## Task details
The finished copy should hold every entry exactly as given, and no pictures.

Transcript entries for document pages

- - -

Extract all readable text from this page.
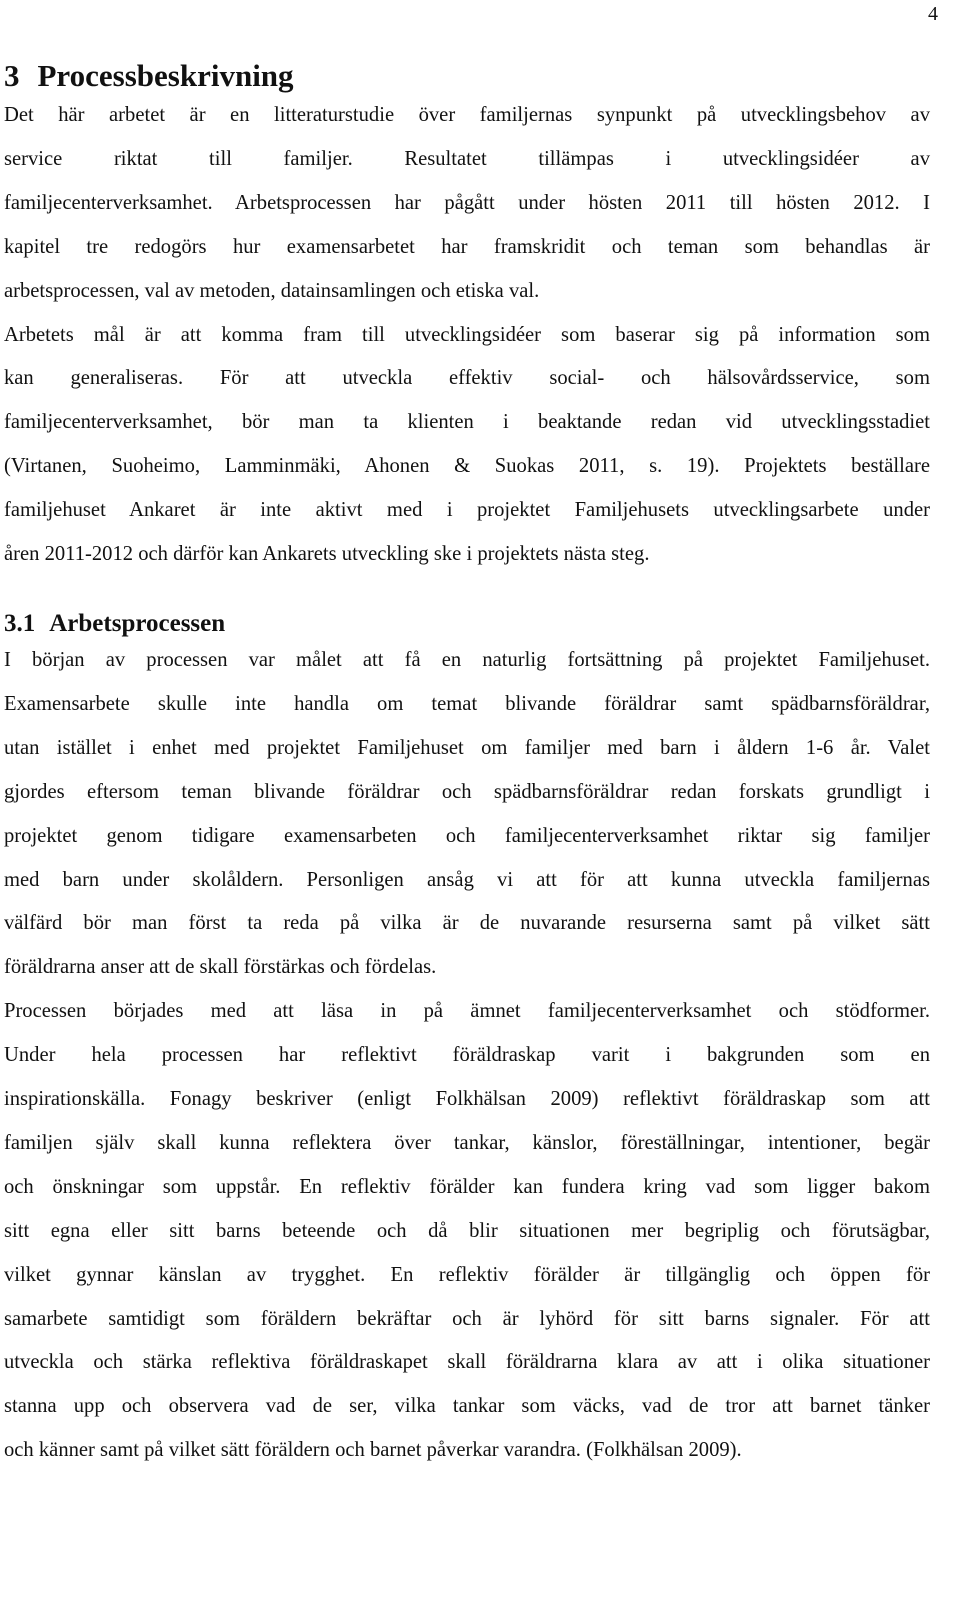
4
3 Processbeskrivning

Det här arbetet är en litteraturstudie över familjernas synpunkt på utvecklingsbehov av
service riktat till familjer. Resultatet tillämpas i utvecklingsidéer av
familjecenterverksamhet. Arbetsprocessen har pågått under hösten 2011 till hösten 2012. I
kapitel tre redogörs hur examensarbetet har framskridit och teman som behandlas är
arbetsprocessen, val av metoden, datainsamlingen och etiska val.

Arbetets mål är att komma fram till utvecklingsidéer som baserar sig på information som
kan generaliseras. För att utveckla effektiv social- och hälsovårdsservice, som
familjecenterverksamhet, bör man ta klienten i beaktande redan vid utvecklingsstadiet
(Virtanen, Suoheimo, Lamminmäki, Ahonen & Suokas 2011, s. 19). Projektets beställare
familjehuset Ankaret är inte aktivt med i projektet Familjehusets utvecklingsarbete under
åren 2011-2012 och därför kan Ankarets utveckling ske i projektets nästa steg.

3.1 Arbetsprocessen

I början av processen var målet att få en naturlig fortsättning på projektet Familjehuset.
Examensarbete skulle inte handla om temat blivande föräldrar samt spädbarnsföräldrar,
utan istället i enhet med projektet Familjehuset om familjer med barn i åldern 1-6 år. Valet
gjordes eftersom teman blivande föräldrar och spädbarnsföräldrar redan forskats grundligt i
projektet genom tidigare examensarbeten och familjecenterverksamhet riktar sig familjer
med barn under skolåldern. Personligen ansåg vi att för att kunna utveckla familjernas
välfärd bör man först ta reda på vilka är de nuvarande resurserna samt på vilket sätt
föräldrarna anser att de skall förstärkas och fördelas.

Processen börjades med att läsa in på ämnet familjecenterverksamhet och stödformer.
Under hela processen har reflektivt föräldraskap varit i bakgrunden som en
inspirationskälla. Fonagy beskriver (enligt Folkhälsan 2009) reflektivt föräldraskap som att
familjen själv skall kunna reflektera över tankar, känslor, föreställningar, intentioner, begär
och önskningar som uppstår. En reflektiv förälder kan fundera kring vad som ligger bakom
sitt egna eller sitt barns beteende och då blir situationen mer begriplig och förutsägbar,
vilket gynnar känslan av trygghet. En reflektiv förälder är tillgänglig och öppen för
samarbete samtidigt som föräldern bekräftar och är lyhörd för sitt barns signaler. För att
utveckla och stärka reflektiva föräldraskapet skall föräldrarna klara av att i olika situationer
stanna upp och observera vad de ser, vilka tankar som väcks, vad de tror att barnet tänker
och känner samt på vilket sätt föräldern och barnet påverkar varandra. (Folkhälsan 2009).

- - -

## Answer box
Extract all readable text from this page.
4
3 Processbeskrivning

Det här arbetet är en litteraturstudie över familjernas synpunkt på utvecklingsbehov av
service riktat till familjer. Resultatet tillämpas i utvecklingsidéer av
familjecenterverksamhet. Arbetsprocessen har pågått under hösten 2011 till hösten 2012. I
kapitel tre redogörs hur examensarbetet har framskridit och teman som behandlas är
arbetsprocessen, val av metoden, datainsamlingen och etiska val.

Arbetets mål är att komma fram till utvecklingsidéer som baserar sig på information som
kan generaliseras. För att utveckla effektiv social- och hälsovårdsservice, som
familjecenterverksamhet, bör man ta klienten i beaktande redan vid utvecklingsstadiet
(Virtanen, Suoheimo, Lamminmäki, Ahonen & Suokas 2011, s. 19). Projektets beställare
familjehuset Ankaret är inte aktivt med i projektet Familjehusets utvecklingsarbete under
åren 2011-2012 och därför kan Ankarets utveckling ske i projektets nästa steg.

3.1 Arbetsprocessen

I början av processen var målet att få en naturlig fortsättning på projektet Familjehuset.
Examensarbete skulle inte handla om temat blivande föräldrar samt spädbarnsföräldrar,
utan istället i enhet med projektet Familjehuset om familjer med barn i åldern 1-6 år. Valet
gjordes eftersom teman blivande föräldrar och spädbarnsföräldrar redan forskats grundligt i
projektet genom tidigare examensarbeten och familjecenterverksamhet riktar sig familjer
med barn under skolåldern. Personligen ansåg vi att för att kunna utveckla familjernas
välfärd bör man först ta reda på vilka är de nuvarande resurserna samt på vilket sätt
föräldrarna anser att de skall förstärkas och fördelas.

Processen börjades med att läsa in på ämnet familjecenterverksamhet och stödformer.
Under hela processen har reflektivt föräldraskap varit i bakgrunden som en
inspirationskälla. Fonagy beskriver (enligt Folkhälsan 2009) reflektivt föräldraskap som att
familjen själv skall kunna reflektera över tankar, känslor, föreställningar, intentioner, begär
och önskningar som uppstår. En reflektiv förälder kan fundera kring vad som ligger bakom
sitt egna eller sitt barns beteende och då blir situationen mer begriplig och förutsägbar,
vilket gynnar känslan av trygghet. En reflektiv förälder är tillgänglig och öppen för
samarbete samtidigt som föräldern bekräftar och är lyhörd för sitt barns signaler. För att
utveckla och stärka reflektiva föräldraskapet skall föräldrarna klara av att i olika situationer
stanna upp och observera vad de ser, vilka tankar som väcks, vad de tror att barnet tänker
och känner samt på vilket sätt föräldern och barnet påverkar varandra. (Folkhälsan 2009).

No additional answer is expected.